Where a line contains the word "color", copy that line in full.

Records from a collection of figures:

++++

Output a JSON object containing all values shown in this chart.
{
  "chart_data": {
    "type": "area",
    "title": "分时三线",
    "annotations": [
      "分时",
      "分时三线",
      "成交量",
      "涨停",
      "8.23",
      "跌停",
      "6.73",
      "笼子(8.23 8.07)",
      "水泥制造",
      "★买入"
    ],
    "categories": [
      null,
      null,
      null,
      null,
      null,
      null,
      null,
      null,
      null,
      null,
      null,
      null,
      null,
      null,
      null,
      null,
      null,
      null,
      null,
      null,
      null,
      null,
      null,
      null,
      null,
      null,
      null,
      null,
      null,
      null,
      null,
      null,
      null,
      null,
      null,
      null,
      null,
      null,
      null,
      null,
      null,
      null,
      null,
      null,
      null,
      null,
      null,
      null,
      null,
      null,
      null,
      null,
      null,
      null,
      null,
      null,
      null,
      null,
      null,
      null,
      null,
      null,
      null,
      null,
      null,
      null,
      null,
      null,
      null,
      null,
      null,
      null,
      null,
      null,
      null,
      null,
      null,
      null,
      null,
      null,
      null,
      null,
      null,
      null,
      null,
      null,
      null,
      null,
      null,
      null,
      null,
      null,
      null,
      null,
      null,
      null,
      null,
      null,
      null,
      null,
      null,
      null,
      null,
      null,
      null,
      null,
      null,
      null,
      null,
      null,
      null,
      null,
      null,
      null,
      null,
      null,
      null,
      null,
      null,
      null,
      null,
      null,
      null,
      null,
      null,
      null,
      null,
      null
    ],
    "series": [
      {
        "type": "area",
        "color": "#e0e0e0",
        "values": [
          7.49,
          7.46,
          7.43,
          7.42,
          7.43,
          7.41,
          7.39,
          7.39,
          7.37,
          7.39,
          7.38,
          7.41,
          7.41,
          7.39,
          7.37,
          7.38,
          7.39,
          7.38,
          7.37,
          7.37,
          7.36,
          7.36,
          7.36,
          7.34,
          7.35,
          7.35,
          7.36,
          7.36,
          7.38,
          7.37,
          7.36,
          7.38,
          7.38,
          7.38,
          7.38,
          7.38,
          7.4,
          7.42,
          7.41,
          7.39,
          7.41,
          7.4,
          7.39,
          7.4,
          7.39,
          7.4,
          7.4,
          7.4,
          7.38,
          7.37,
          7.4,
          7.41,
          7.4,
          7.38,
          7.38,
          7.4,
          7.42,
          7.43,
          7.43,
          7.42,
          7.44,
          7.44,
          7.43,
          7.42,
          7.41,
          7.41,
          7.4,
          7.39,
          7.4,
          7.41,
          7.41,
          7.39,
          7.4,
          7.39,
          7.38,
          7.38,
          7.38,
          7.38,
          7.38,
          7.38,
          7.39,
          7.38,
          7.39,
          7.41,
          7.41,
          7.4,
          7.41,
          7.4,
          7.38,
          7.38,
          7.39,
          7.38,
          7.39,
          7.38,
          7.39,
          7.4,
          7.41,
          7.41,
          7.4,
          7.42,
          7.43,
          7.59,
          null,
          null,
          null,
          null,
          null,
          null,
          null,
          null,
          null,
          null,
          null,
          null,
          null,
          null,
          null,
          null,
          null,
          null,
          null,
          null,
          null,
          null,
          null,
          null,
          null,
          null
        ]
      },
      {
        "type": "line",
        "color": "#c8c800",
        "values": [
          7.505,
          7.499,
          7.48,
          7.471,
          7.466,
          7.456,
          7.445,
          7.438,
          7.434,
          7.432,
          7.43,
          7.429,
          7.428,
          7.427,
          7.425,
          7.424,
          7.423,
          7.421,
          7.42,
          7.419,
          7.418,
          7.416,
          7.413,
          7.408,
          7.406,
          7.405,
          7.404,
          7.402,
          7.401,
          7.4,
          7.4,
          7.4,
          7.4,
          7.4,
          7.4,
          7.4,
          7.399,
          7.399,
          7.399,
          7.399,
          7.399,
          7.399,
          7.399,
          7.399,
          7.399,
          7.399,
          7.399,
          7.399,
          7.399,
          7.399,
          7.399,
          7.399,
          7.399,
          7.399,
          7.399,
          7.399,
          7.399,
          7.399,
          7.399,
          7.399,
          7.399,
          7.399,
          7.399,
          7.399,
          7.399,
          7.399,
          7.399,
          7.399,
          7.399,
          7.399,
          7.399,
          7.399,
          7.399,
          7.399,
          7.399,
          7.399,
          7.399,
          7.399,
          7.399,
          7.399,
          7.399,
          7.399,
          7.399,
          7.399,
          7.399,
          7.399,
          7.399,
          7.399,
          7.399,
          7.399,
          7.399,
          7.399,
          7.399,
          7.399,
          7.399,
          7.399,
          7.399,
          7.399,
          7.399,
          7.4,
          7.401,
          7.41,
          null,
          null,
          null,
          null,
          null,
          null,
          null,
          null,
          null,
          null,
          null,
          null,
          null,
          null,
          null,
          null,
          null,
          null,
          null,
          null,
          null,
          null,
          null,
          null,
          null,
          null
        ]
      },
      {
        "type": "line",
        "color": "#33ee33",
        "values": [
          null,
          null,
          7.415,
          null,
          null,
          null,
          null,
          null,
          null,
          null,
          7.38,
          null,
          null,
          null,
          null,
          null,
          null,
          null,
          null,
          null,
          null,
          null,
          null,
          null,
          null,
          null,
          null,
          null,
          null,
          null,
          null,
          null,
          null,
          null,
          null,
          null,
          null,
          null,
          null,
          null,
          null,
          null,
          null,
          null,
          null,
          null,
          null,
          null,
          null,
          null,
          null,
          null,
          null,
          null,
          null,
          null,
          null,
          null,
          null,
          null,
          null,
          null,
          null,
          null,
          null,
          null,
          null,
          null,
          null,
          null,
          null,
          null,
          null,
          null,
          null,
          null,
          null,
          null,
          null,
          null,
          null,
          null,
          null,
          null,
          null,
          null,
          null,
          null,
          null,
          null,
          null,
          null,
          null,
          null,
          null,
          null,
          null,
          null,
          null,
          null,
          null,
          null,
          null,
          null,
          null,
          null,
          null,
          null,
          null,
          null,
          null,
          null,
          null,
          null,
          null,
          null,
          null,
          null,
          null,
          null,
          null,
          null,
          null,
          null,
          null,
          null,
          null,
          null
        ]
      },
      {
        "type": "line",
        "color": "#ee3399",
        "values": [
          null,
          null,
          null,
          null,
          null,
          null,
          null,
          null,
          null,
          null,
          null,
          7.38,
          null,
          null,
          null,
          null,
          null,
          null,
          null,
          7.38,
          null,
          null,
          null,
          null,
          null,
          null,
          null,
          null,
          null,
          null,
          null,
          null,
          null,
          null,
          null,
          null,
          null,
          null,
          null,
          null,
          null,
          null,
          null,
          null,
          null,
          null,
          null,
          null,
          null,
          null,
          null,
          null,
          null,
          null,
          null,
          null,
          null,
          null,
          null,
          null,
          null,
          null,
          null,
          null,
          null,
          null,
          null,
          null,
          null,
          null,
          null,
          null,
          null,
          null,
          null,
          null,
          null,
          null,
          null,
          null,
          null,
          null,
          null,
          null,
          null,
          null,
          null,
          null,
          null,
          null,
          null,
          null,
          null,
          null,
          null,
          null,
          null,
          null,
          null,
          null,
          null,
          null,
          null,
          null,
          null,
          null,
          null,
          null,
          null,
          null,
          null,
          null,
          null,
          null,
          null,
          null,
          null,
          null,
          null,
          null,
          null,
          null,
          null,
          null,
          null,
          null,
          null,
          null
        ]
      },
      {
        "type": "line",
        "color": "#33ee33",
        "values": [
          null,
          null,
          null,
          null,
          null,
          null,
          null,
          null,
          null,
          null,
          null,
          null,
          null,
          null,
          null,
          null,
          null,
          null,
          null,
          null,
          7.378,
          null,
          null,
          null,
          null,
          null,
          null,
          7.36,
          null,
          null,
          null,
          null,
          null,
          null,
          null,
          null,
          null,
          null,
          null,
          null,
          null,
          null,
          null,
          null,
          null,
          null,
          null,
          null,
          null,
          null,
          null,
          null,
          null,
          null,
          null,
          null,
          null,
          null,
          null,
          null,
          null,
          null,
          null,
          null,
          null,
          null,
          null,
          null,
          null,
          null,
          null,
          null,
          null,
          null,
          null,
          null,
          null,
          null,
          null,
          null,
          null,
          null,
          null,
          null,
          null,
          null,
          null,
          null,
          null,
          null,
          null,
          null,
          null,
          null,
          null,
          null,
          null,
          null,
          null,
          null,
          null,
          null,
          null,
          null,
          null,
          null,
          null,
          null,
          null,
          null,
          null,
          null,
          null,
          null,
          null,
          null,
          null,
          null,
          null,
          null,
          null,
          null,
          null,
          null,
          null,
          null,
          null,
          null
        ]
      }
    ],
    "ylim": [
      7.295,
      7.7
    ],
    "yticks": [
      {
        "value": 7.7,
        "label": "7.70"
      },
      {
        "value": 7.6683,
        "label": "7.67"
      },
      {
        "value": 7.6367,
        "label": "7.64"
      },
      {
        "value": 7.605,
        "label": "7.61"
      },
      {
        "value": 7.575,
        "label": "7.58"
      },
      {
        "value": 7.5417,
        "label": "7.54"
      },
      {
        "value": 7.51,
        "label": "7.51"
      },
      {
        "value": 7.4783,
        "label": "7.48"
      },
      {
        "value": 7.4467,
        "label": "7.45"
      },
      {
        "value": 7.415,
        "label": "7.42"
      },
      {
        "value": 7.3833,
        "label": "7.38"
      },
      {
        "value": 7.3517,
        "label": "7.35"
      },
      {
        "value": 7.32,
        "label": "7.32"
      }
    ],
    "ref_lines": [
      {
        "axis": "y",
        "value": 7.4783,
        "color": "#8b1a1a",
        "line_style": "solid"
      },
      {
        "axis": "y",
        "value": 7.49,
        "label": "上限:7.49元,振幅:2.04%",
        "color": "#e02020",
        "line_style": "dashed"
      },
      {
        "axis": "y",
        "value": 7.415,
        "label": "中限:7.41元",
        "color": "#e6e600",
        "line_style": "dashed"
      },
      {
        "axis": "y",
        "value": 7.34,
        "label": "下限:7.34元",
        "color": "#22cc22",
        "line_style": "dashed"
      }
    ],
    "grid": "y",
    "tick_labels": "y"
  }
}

++++

| COMPLETE ANSWER |
        "color": "#e0e0e0",
        "color": "#c8c800",
        "color": "#33ee33",
        "color": "#ee3399",
        "color": "#33ee33",
        "color": "#8b1a1a",
        "color": "#e02020",
        "color": "#e6e600",
        "color": "#22cc22",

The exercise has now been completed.